━━━━━ DATA ENTRIES ━━━━━
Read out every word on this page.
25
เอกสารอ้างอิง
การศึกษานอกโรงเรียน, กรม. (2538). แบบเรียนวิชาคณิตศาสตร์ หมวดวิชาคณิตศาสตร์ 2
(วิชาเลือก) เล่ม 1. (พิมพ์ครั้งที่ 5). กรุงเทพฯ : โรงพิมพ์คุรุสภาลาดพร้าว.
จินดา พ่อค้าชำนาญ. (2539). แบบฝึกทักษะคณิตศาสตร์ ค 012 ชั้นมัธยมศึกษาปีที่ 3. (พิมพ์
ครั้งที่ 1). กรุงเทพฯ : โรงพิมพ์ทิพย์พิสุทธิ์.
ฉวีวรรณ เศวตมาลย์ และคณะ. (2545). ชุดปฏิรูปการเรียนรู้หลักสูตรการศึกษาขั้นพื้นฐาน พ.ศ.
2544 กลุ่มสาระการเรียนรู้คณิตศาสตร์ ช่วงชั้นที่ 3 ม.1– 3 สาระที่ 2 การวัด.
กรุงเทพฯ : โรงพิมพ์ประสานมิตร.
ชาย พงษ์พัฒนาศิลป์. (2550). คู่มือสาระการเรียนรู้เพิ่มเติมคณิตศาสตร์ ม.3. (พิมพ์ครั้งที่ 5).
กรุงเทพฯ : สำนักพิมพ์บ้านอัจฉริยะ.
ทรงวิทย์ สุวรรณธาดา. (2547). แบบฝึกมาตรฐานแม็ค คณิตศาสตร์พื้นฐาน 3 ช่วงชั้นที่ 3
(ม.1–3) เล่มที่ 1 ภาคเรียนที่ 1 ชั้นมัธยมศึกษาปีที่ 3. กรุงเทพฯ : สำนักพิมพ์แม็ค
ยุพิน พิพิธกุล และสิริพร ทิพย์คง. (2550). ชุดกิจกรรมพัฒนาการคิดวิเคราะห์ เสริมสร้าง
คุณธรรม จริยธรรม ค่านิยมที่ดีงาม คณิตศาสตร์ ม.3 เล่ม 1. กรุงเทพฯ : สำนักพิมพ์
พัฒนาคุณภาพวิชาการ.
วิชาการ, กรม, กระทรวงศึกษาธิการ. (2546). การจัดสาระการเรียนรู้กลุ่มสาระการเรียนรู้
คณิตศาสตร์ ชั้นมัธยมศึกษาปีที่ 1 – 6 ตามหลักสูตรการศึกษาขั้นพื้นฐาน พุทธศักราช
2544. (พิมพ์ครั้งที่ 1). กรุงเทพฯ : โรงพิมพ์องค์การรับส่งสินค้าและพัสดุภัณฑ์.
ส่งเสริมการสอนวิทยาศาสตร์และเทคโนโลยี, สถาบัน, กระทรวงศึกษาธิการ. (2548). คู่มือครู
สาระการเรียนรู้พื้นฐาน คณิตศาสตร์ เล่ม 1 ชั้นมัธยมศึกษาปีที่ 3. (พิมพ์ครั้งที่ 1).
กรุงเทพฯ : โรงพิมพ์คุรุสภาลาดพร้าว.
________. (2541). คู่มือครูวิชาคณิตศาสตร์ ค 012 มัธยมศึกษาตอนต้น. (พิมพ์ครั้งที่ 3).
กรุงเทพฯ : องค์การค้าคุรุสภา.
━━━━━
EXERCISE BRIEF:
Repeat every record, keeping each word and mark exactly as it is.

RESULT:
Read out every word on this page.
25
เอกสารอ้างอิง
การศึกษานอกโรงเรียน, กรม. (2538). แบบเรียนวิชาคณิตศาสตร์ หมวดวิชาคณิตศาสตร์ 2
(วิชาเลือก) เล่ม 1. (พิมพ์ครั้งที่ 5). กรุงเทพฯ : โรงพิมพ์คุรุสภาลาดพร้าว.
จินดา พ่อค้าชำนาญ. (2539). แบบฝึกทักษะคณิตศาสตร์ ค 012 ชั้นมัธยมศึกษาปีที่ 3. (พิมพ์
ครั้งที่ 1). กรุงเทพฯ : โรงพิมพ์ทิพย์พิสุทธิ์.
ฉวีวรรณ เศวตมาลย์ และคณะ. (2545). ชุดปฏิรูปการเรียนรู้หลักสูตรการศึกษาขั้นพื้นฐาน พ.ศ.
2544 กลุ่มสาระการเรียนรู้คณิตศาสตร์ ช่วงชั้นที่ 3 ม.1– 3 สาระที่ 2 การวัด.
กรุงเทพฯ : โรงพิมพ์ประสานมิตร.
ชาย พงษ์พัฒนาศิลป์. (2550). คู่มือสาระการเรียนรู้เพิ่มเติมคณิตศาสตร์ ม.3. (พิมพ์ครั้งที่ 5).
กรุงเทพฯ : สำนักพิมพ์บ้านอัจฉริยะ.
ทรงวิทย์ สุวรรณธาดา. (2547). แบบฝึกมาตรฐานแม็ค คณิตศาสตร์พื้นฐาน 3 ช่วงชั้นที่ 3
(ม.1–3) เล่มที่ 1 ภาคเรียนที่ 1 ชั้นมัธยมศึกษาปีที่ 3. กรุงเทพฯ : สำนักพิมพ์แม็ค
ยุพิน พิพิธกุล และสิริพร ทิพย์คง. (2550). ชุดกิจกรรมพัฒนาการคิดวิเคราะห์ เสริมสร้าง
คุณธรรม จริยธรรม ค่านิยมที่ดีงาม คณิตศาสตร์ ม.3 เล่ม 1. กรุงเทพฯ : สำนักพิมพ์
พัฒนาคุณภาพวิชาการ.
วิชาการ, กรม, กระทรวงศึกษาธิการ. (2546). การจัดสาระการเรียนรู้กลุ่มสาระการเรียนรู้
คณิตศาสตร์ ชั้นมัธยมศึกษาปีที่ 1 – 6 ตามหลักสูตรการศึกษาขั้นพื้นฐาน พุทธศักราช
2544. (พิมพ์ครั้งที่ 1). กรุงเทพฯ : โรงพิมพ์องค์การรับส่งสินค้าและพัสดุภัณฑ์.
ส่งเสริมการสอนวิทยาศาสตร์และเทคโนโลยี, สถาบัน, กระทรวงศึกษาธิการ. (2548). คู่มือครู
สาระการเรียนรู้พื้นฐาน คณิตศาสตร์ เล่ม 1 ชั้นมัธยมศึกษาปีที่ 3. (พิมพ์ครั้งที่ 1).
กรุงเทพฯ : โรงพิมพ์คุรุสภาลาดพร้าว.
________. (2541). คู่มือครูวิชาคณิตศาสตร์ ค 012 มัธยมศึกษาตอนต้น. (พิมพ์ครั้งที่ 3).
กรุงเทพฯ : องค์การค้าคุรุสภา.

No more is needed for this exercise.